───── RECORDS ─────

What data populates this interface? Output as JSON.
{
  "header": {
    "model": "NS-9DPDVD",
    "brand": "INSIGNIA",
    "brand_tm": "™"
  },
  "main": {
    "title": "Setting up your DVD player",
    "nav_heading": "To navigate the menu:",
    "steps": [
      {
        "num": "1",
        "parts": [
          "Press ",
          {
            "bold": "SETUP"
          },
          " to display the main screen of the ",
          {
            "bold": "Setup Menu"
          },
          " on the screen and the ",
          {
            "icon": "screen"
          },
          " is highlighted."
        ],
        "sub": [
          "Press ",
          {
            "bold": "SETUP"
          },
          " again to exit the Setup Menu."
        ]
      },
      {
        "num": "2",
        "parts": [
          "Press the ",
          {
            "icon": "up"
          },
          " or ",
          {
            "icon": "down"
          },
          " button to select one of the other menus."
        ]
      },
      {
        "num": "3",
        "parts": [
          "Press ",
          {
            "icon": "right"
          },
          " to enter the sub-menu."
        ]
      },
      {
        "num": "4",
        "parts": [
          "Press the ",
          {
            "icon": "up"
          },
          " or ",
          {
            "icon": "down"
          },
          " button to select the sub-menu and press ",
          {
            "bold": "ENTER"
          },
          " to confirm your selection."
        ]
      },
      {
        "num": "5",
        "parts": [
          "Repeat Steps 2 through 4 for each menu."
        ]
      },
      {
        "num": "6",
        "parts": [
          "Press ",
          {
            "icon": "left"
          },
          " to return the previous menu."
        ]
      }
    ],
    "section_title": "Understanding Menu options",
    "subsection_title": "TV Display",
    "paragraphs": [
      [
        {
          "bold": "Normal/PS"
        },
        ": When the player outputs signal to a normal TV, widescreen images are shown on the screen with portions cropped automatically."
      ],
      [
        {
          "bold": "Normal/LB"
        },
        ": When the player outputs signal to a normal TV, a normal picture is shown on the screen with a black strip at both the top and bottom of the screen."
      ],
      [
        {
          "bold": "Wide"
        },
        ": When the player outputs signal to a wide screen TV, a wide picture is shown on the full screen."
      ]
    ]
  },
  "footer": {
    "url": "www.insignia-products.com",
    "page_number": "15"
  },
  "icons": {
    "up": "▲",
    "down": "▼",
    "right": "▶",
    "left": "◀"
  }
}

─────

REQUEST
The full set of records should be duplicated exactly.

OUTPUT
What data populates this interface? Output as JSON.
{
  "header": {
    "model": "NS-9DPDVD",
    "brand": "INSIGNIA",
    "brand_tm": "™"
  },
  "main": {
    "title": "Setting up your DVD player",
    "nav_heading": "To navigate the menu:",
    "steps": [
      {
        "num": "1",
        "parts": [
          "Press ",
          {
            "bold": "SETUP"
          },
          " to display the main screen of the ",
          {
            "bold": "Setup Menu"
          },
          " on the screen and the ",
          {
            "icon": "screen"
          },
          " is highlighted."
        ],
        "sub": [
          "Press ",
          {
            "bold": "SETUP"
          },
          " again to exit the Setup Menu."
        ]
      },
      {
        "num": "2",
        "parts": [
          "Press the ",
          {
            "icon": "up"
          },
          " or ",
          {
            "icon": "down"
          },
          " button to select one of the other menus."
        ]
      },
      {
        "num": "3",
        "parts": [
          "Press ",
          {
            "icon": "right"
          },
          " to enter the sub-menu."
        ]
      },
      {
        "num": "4",
        "parts": [
          "Press the ",
          {
            "icon": "up"
          },
          " or ",
          {
            "icon": "down"
          },
          " button to select the sub-menu and press ",
          {
            "bold": "ENTER"
          },
          " to confirm your selection."
        ]
      },
      {
        "num": "5",
        "parts": [
          "Repeat Steps 2 through 4 for each menu."
        ]
      },
      {
        "num": "6",
        "parts": [
          "Press ",
          {
            "icon": "left"
          },
          " to return the previous menu."
        ]
      }
    ],
    "section_title": "Understanding Menu options",
    "subsection_title": "TV Display",
    "paragraphs": [
      [
        {
          "bold": "Normal/PS"
        },
        ": When the player outputs signal to a normal TV, widescreen images are shown on the screen with portions cropped automatically."
      ],
      [
        {
          "bold": "Normal/LB"
        },
        ": When the player outputs signal to a normal TV, a normal picture is shown on the screen with a black strip at both the top and bottom of the screen."
      ],
      [
        {
          "bold": "Wide"
        },
        ": When the player outputs signal to a wide screen TV, a wide picture is shown on the full screen."
      ]
    ]
  },
  "footer": {
    "url": "www.insignia-products.com",
    "page_number": "15"
  },
  "icons": {
    "up": "▲",
    "down": "▼",
    "right": "▶",
    "left": "◀"
  }
}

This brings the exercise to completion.